Exercise brief: Among the lines below, how many carry the string "SINR"? Reply with a number and nothing else.

Provided data:
* * * * *

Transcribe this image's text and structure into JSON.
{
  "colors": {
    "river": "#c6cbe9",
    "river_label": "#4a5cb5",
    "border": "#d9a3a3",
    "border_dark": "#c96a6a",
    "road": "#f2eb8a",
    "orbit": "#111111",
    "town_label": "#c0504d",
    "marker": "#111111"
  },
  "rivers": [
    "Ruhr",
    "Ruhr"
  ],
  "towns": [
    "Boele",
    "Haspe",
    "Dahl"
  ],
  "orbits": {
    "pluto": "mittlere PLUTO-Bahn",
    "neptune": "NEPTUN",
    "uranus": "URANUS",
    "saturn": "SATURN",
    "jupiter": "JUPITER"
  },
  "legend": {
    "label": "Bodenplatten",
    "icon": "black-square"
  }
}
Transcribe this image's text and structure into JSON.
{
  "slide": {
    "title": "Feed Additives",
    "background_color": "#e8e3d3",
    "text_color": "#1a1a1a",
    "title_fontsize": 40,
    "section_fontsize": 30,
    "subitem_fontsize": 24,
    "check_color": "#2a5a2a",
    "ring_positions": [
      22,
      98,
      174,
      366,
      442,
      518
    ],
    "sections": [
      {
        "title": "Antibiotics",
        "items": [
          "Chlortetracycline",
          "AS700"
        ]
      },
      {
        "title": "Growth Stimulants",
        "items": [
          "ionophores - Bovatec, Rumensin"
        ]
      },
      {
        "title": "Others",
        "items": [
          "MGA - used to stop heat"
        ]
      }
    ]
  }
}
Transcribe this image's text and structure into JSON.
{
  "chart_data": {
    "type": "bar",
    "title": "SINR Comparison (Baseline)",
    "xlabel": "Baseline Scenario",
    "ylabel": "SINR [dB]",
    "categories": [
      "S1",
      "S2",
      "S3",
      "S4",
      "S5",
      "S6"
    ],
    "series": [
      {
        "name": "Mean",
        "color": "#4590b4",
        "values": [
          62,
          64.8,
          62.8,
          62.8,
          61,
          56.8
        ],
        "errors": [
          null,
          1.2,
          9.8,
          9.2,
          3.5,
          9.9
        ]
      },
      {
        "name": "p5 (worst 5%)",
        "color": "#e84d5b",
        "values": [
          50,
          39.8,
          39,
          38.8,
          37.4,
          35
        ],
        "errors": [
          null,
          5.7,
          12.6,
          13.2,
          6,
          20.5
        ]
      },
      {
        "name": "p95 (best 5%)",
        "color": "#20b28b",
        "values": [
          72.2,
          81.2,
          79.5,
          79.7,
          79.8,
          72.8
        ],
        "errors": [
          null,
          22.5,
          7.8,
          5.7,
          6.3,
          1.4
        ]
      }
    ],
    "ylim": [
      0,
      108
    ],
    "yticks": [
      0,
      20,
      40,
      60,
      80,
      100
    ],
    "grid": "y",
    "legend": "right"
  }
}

* * * * *

Exercise result: 2